**Instruction 1:** In the piece on 3D-printed turbine models below, set down the stretch from "3D-Printing with Sauber" through "always explored thoroughly." word for word.

3D-Printing with Sauber Technologies
Formula 1 technology accelerates hydro model manufacturing
One clear focus point for ANDRITZ is the continuous improvement of manufacturing processes for hydropower turbines. A key area in this respect is the production of turbine models, where speed and accuracy are decisive. New technologies, especially where they can help us meet customer needs more effectively, are always explored thoroughly.
With the constant emphasis on further hydraulic development, as part of the design and manufacturing process, model tests are executed prior to manufacturing of the component parts. In these experiments, a full model with all main components of a power plant is built, tested, and verified. In addition to precise model manufacturing, there is a demand for short delivery times for model components.
In general, model turbines are manufactured with traditional techniques like milling and other machining processes. However, as the complexity of the turbine geometries increases due to demands for increased efficiency, new approaches are needed. Working on a project together with Sauber Technologies, we turned to 3D printing. Together with ANDRITZ, Sauber helped develop tailor-made printing routines which are used in the 3D printing process. HydroNews spoke with Mr. Jonathan Herzog from Sauber Technologies about the collaboration:
How did Sauber and ANDRITZ begin working together?
The initial contact was made by phone. Mr. Christian Redl, former Group Manager of Model Construction at the test rig in Linz, Austria, at that time had previously become aware of Sauber Technologies through a trade show. During the first few projects, I had direct contact with ANDRITZ. Now, due to my job change to CCO, I'm no longer directly involved in the individual steps of the joint project. Nevertheless, I always have an overview of ongoing projects with ANDRITZ.
How long has the collaboration existed and how is it from your perspective?

**Material supplied:**

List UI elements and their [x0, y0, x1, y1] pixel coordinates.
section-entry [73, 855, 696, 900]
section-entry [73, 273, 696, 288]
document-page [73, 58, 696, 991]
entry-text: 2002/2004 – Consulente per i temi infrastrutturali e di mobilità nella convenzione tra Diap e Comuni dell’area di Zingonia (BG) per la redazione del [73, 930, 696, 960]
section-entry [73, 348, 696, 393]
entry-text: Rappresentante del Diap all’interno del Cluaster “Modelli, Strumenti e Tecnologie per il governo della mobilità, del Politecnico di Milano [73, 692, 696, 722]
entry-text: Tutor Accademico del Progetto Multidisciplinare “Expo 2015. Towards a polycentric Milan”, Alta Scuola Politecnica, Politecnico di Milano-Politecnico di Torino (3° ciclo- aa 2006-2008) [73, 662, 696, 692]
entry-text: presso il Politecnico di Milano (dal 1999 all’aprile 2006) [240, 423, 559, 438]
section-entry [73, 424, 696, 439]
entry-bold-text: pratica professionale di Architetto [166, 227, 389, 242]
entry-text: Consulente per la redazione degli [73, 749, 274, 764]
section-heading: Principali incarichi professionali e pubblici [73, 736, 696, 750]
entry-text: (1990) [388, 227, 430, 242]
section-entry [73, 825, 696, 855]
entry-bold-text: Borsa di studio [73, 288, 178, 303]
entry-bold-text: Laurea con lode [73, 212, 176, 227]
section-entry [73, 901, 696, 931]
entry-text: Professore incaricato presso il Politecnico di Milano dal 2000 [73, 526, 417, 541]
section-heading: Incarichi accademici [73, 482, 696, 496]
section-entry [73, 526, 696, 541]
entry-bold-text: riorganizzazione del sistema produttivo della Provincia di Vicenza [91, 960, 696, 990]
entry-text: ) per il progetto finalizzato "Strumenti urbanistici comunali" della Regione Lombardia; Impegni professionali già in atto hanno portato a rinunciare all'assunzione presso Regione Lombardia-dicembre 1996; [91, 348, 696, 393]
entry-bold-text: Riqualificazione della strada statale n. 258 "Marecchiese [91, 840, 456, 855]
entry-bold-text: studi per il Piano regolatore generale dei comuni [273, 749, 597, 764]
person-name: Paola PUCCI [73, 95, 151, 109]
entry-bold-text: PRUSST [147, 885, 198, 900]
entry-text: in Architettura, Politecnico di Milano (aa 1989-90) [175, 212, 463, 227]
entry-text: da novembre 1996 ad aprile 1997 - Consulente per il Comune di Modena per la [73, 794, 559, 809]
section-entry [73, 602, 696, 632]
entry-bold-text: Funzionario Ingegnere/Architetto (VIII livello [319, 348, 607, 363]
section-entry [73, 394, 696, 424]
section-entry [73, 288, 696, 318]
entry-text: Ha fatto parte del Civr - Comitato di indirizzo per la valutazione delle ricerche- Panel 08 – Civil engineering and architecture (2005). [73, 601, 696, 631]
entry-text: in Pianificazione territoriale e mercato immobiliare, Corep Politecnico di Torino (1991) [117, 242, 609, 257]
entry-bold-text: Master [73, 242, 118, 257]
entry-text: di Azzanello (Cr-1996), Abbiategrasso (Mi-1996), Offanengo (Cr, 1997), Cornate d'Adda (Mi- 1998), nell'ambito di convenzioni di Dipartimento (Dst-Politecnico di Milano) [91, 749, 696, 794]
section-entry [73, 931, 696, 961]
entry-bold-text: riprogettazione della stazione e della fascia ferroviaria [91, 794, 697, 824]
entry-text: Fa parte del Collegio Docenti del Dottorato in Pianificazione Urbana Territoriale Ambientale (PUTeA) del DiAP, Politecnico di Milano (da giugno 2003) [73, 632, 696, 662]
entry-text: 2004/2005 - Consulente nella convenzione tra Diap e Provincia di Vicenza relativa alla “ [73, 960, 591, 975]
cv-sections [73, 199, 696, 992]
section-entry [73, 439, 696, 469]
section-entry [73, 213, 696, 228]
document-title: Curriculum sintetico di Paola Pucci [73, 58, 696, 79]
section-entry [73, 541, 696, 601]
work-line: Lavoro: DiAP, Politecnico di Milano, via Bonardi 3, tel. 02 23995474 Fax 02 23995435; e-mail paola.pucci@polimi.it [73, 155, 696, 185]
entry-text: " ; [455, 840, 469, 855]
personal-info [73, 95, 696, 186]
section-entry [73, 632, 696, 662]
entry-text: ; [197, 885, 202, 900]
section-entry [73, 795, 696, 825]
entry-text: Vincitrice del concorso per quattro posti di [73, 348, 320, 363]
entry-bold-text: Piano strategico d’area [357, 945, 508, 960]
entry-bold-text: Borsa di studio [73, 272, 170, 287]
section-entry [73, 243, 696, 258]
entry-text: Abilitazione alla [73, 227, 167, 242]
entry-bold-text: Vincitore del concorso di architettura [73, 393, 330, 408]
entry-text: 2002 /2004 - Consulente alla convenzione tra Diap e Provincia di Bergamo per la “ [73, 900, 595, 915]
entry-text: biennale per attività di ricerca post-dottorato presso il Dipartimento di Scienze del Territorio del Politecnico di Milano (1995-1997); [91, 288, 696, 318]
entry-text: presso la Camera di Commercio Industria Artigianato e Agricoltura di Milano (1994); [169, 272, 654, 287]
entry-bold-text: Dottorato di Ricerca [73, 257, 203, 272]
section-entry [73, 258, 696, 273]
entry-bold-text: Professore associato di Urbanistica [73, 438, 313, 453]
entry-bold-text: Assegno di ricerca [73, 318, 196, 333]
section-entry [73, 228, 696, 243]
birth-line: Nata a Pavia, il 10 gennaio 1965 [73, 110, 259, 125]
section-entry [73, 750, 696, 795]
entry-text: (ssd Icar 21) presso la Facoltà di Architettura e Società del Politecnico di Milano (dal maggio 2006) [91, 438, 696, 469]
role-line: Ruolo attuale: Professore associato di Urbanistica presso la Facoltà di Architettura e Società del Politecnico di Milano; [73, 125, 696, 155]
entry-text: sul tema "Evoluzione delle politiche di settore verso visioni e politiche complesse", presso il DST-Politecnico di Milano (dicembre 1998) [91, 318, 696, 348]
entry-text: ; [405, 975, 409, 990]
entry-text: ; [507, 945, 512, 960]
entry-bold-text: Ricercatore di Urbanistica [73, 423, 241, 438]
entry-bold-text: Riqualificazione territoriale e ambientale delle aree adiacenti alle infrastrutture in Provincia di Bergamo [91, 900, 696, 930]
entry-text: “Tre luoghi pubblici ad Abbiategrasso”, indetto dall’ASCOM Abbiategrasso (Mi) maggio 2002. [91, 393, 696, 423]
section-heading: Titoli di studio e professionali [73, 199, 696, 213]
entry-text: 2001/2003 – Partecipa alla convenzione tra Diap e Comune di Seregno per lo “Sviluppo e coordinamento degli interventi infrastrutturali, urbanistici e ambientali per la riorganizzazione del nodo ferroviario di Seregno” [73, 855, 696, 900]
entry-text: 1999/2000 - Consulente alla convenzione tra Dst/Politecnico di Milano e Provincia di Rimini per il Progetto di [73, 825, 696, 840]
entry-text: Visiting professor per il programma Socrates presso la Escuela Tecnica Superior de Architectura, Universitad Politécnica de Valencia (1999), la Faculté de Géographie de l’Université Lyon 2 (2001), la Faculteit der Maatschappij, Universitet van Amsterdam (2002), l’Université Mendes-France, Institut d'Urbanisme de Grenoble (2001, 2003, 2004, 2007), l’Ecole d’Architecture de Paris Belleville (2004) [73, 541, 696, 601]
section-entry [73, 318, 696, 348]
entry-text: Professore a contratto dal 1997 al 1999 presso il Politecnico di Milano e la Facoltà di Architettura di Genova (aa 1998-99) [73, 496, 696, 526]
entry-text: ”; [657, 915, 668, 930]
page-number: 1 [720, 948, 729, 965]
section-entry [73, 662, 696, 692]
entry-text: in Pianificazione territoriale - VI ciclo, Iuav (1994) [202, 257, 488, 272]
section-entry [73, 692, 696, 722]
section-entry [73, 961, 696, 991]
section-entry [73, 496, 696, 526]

**Instruction 2:** Extract the stretch of the listing above from its first line through the line containing "entry-text: Rappresentante del", and reproduce those lines verbatim.

**Task solution 1:**
3D-Printing with Sauber Technologies
Formula 1 technology accelerates hydro model manufacturing
One clear focus point for ANDRITZ is the continuous improvement of manufacturing processes for hydropower turbines. A key area in this respect is the production of turbine models, where speed and accuracy are decisive. New technologies, especially where they can help us meet customer needs more effectively, are always explored thoroughly.

**Task solution 2:**
List UI elements and their [x0, y0, x1, y1] pixel coordinates.
section-entry [73, 855, 696, 900]
section-entry [73, 273, 696, 288]
document-page [73, 58, 696, 991]
entry-text: 2002/2004 – Consulente per i temi infrastrutturali e di mobilità nella convenzione tra Diap e Comuni dell’area di Zingonia (BG) per la redazione del [73, 930, 696, 960]
section-entry [73, 348, 696, 393]
entry-text: Rappresentante del Diap all’interno del Cluaster “Modelli, Strumenti e Tecnologie per il governo della mobilità, del Politecnico di Milano [73, 692, 696, 722]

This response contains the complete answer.